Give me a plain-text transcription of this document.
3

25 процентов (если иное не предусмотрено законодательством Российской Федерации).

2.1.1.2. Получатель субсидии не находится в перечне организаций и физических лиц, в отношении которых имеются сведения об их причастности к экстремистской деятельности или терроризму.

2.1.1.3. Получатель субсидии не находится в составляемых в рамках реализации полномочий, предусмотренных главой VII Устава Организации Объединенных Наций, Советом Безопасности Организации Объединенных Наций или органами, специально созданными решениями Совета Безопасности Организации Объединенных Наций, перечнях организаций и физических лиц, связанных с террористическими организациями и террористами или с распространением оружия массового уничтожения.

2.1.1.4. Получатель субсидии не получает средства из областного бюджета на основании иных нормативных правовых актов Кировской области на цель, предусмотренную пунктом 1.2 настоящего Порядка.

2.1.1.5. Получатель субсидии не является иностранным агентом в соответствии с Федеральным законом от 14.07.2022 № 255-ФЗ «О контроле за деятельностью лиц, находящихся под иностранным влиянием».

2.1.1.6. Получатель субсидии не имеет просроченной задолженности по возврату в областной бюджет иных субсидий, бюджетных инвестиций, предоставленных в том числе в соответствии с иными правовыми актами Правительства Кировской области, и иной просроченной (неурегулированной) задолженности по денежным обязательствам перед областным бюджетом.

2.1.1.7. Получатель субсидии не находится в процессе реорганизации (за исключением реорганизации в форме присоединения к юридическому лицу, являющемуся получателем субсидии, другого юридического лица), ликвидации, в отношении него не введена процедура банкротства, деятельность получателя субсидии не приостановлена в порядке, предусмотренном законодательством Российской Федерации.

......

## Exercise objective
Copy all the lines, exactly.

## Reply
Give me a plain-text transcription of this document.
3

25 процентов (если иное не предусмотрено законодательством Российской Федерации).

2.1.1.2. Получатель субсидии не находится в перечне организаций и физических лиц, в отношении которых имеются сведения об их причастности к экстремистской деятельности или терроризму.

2.1.1.3. Получатель субсидии не находится в составляемых в рамках реализации полномочий, предусмотренных главой VII Устава Организации Объединенных Наций, Советом Безопасности Организации Объединенных Наций или органами, специально созданными решениями Совета Безопасности Организации Объединенных Наций, перечнях организаций и физических лиц, связанных с террористическими организациями и террористами или с распространением оружия массового уничтожения.

2.1.1.4. Получатель субсидии не получает средства из областного бюджета на основании иных нормативных правовых актов Кировской области на цель, предусмотренную пунктом 1.2 настоящего Порядка.

2.1.1.5. Получатель субсидии не является иностранным агентом в соответствии с Федеральным законом от 14.07.2022 № 255-ФЗ «О контроле за деятельностью лиц, находящихся под иностранным влиянием».

2.1.1.6. Получатель субсидии не имеет просроченной задолженности по возврату в областной бюджет иных субсидий, бюджетных инвестиций, предоставленных в том числе в соответствии с иными правовыми актами Правительства Кировской области, и иной просроченной (неурегулированной) задолженности по денежным обязательствам перед областным бюджетом.

2.1.1.7. Получатель субсидии не находится в процессе реорганизации (за исключением реорганизации в форме присоединения к юридическому лицу, являющемуся получателем субсидии, другого юридического лица), ликвидации, в отношении него не введена процедура банкротства, деятельность получателя субсидии не приостановлена в порядке, предусмотренном законодательством Российской Федерации.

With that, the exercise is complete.